> **Exercise brief**: State how many lines in the listing below include the word "Firms", and add nothing besides the number.

> **Provided information**:
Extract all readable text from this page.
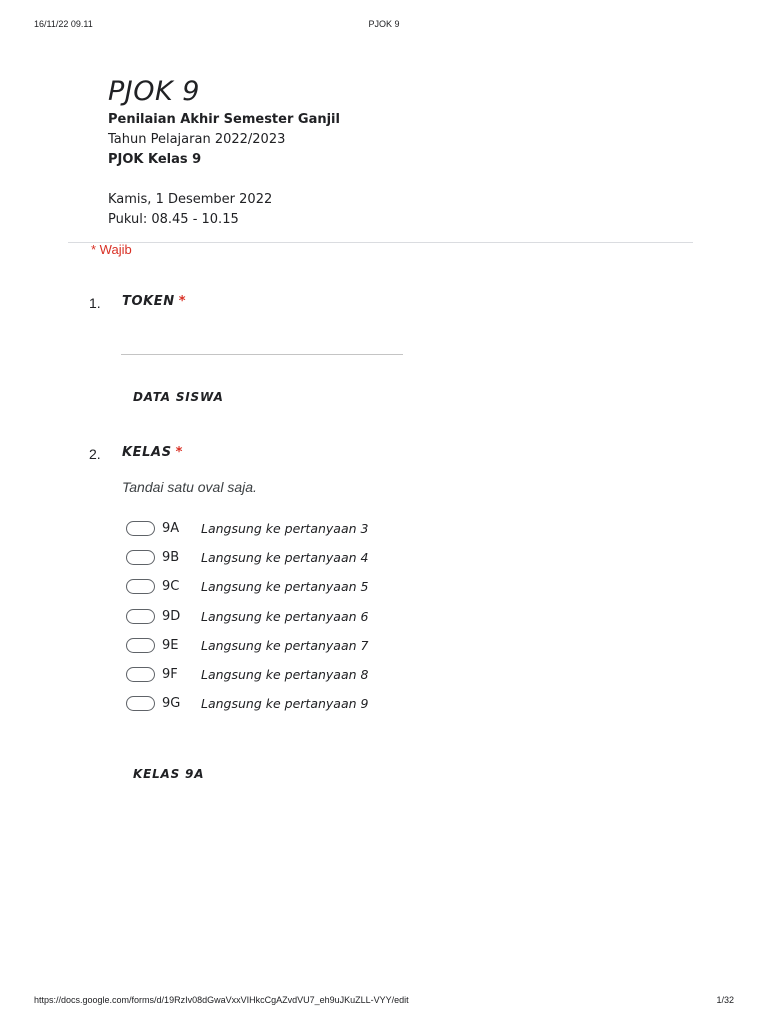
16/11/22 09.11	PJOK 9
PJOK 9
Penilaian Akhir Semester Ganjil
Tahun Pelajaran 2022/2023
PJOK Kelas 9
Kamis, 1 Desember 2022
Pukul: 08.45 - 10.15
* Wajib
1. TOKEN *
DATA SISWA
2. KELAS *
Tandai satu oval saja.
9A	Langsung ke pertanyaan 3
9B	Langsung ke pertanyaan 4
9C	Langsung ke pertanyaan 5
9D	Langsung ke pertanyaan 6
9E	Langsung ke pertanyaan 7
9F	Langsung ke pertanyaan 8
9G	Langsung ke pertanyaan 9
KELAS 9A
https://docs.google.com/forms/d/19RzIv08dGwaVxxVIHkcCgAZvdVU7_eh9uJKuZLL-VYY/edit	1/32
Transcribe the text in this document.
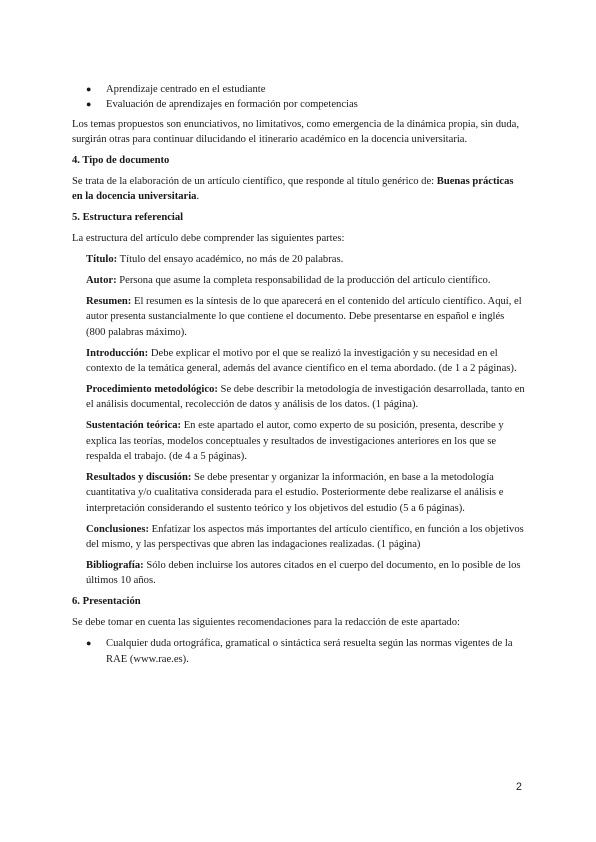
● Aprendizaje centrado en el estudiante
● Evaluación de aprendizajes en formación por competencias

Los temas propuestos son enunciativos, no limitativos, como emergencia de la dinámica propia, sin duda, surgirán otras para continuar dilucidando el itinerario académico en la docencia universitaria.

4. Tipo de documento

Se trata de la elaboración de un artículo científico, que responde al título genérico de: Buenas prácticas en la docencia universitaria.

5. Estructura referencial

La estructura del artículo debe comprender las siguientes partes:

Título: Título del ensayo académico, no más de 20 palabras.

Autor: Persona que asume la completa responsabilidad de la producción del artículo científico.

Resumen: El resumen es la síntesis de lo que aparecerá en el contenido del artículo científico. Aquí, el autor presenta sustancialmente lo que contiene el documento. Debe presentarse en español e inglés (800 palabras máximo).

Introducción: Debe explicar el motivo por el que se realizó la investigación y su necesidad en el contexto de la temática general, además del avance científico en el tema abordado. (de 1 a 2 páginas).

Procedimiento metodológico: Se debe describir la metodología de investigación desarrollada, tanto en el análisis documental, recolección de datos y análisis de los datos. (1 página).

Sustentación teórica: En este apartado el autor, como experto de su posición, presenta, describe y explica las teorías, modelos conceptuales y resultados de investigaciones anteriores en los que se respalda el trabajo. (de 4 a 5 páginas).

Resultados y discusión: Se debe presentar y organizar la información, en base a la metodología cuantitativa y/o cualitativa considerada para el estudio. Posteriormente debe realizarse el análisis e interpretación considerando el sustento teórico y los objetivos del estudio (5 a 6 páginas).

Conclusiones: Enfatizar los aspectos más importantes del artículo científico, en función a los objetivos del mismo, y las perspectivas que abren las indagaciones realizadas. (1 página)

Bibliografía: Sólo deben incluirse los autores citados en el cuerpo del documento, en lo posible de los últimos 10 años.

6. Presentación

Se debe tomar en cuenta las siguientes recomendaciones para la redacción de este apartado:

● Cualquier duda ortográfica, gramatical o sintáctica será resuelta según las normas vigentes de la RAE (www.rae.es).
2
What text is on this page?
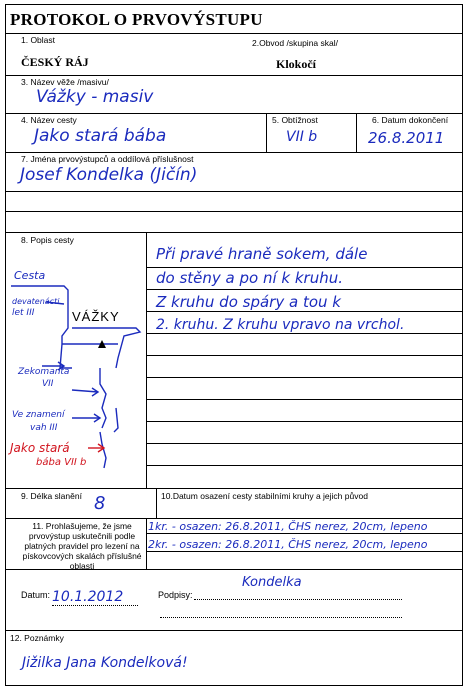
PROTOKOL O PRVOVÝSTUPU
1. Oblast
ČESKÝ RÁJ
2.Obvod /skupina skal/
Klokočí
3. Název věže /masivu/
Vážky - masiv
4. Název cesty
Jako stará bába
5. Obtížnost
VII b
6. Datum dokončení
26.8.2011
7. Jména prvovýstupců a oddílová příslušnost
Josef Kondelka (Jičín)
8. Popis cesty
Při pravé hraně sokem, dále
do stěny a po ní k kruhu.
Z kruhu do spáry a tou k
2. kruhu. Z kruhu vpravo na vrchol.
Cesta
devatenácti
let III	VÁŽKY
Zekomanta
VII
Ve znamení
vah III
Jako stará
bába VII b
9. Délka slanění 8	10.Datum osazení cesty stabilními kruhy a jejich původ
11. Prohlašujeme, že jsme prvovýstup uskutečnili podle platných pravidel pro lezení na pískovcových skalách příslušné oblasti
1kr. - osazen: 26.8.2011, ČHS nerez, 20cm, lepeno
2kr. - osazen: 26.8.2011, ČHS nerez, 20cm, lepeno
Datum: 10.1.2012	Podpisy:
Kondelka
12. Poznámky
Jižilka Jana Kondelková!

--

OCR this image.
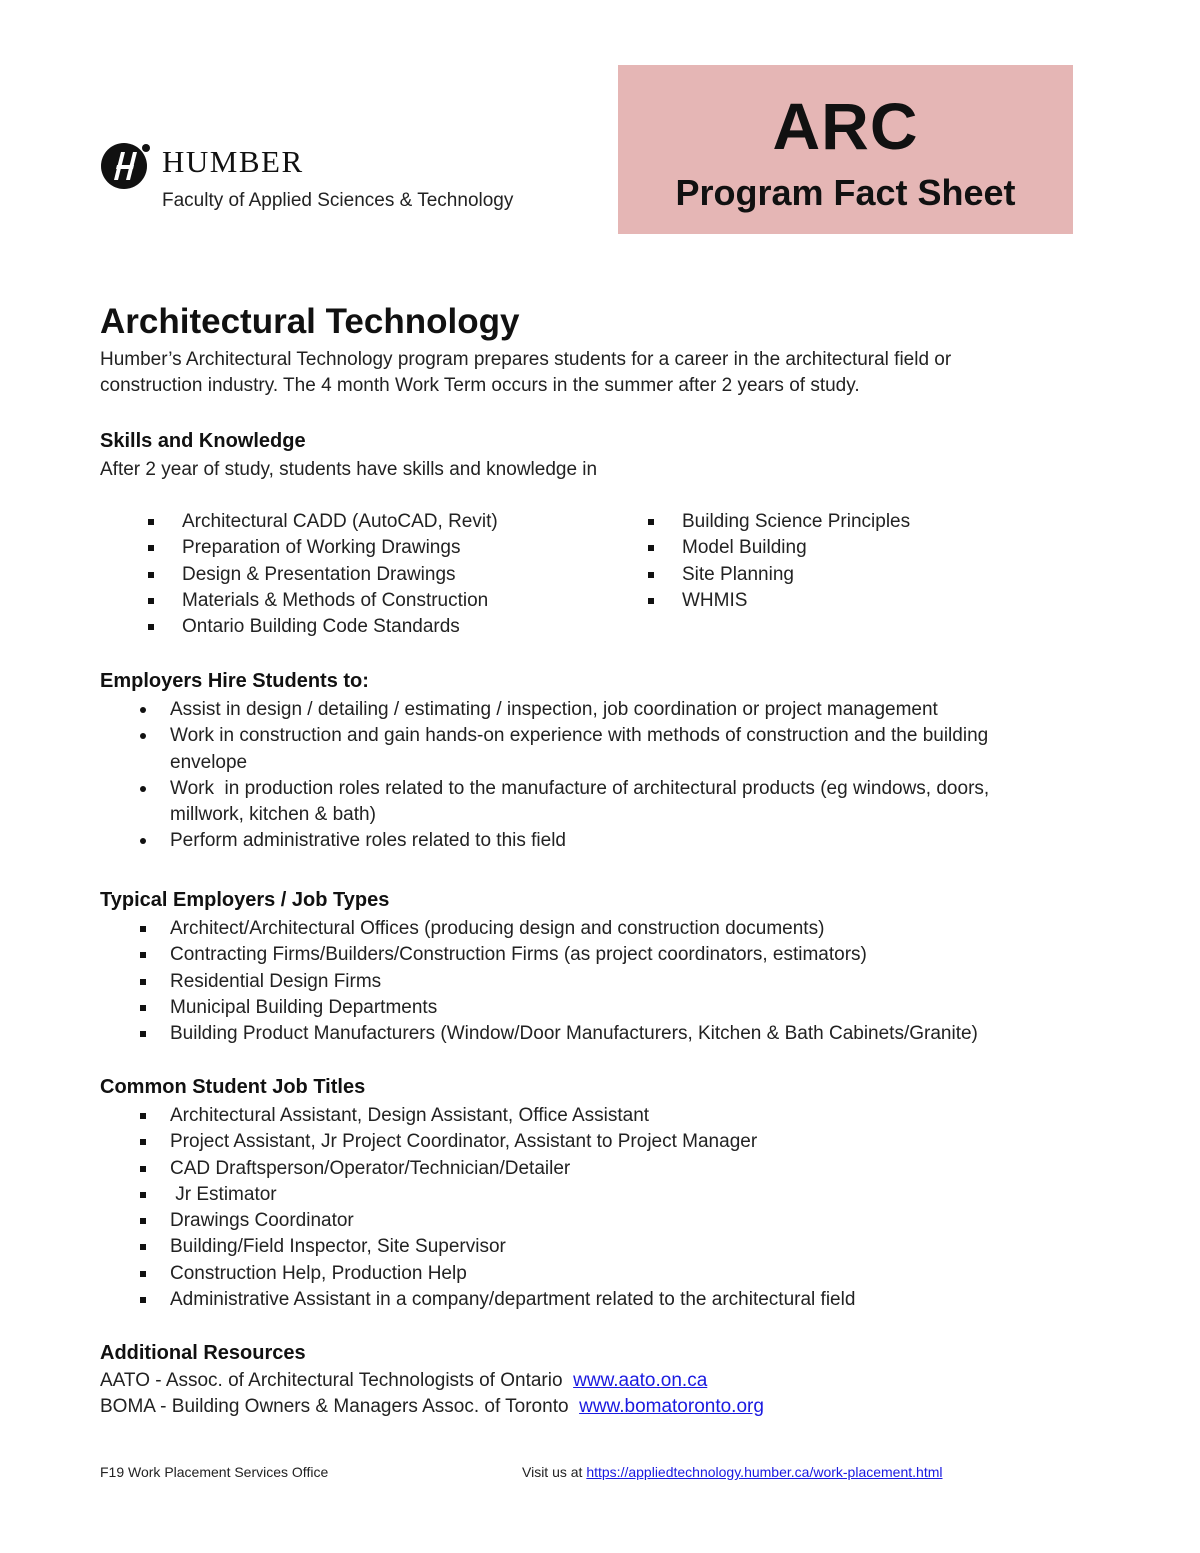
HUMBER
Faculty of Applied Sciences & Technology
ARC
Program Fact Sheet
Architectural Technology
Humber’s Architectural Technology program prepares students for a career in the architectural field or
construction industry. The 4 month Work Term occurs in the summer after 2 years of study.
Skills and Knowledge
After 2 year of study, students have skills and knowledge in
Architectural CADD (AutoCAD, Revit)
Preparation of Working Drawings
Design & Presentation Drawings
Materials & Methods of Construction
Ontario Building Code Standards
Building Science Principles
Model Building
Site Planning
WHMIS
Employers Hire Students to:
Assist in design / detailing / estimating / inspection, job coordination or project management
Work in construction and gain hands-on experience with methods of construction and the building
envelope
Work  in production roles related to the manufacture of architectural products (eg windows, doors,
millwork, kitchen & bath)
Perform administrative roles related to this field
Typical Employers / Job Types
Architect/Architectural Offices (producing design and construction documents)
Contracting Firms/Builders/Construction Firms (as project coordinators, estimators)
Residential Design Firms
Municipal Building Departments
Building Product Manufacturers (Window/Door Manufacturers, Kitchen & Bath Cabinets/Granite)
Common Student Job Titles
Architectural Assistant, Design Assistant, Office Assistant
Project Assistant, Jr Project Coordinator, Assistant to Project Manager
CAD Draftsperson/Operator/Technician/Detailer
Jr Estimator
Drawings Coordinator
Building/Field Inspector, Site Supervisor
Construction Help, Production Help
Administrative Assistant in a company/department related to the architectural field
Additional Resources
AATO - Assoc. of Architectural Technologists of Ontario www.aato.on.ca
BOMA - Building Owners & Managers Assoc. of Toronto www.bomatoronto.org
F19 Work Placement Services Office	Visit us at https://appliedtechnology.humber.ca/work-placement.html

==

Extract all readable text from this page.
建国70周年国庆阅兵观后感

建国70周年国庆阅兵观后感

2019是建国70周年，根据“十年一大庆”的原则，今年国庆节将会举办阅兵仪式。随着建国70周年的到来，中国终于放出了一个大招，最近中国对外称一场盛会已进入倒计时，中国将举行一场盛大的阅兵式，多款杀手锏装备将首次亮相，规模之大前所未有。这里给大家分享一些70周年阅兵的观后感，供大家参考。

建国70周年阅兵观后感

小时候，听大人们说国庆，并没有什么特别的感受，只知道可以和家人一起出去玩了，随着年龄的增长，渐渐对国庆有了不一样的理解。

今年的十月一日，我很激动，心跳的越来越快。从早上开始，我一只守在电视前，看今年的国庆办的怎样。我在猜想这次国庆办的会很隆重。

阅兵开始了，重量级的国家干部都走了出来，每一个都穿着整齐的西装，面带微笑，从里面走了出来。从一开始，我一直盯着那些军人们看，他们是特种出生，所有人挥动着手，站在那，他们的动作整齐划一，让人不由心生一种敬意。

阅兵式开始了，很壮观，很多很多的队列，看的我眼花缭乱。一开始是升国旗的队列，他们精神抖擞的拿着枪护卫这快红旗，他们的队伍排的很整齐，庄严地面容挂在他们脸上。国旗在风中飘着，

> **Finished exercise**: 2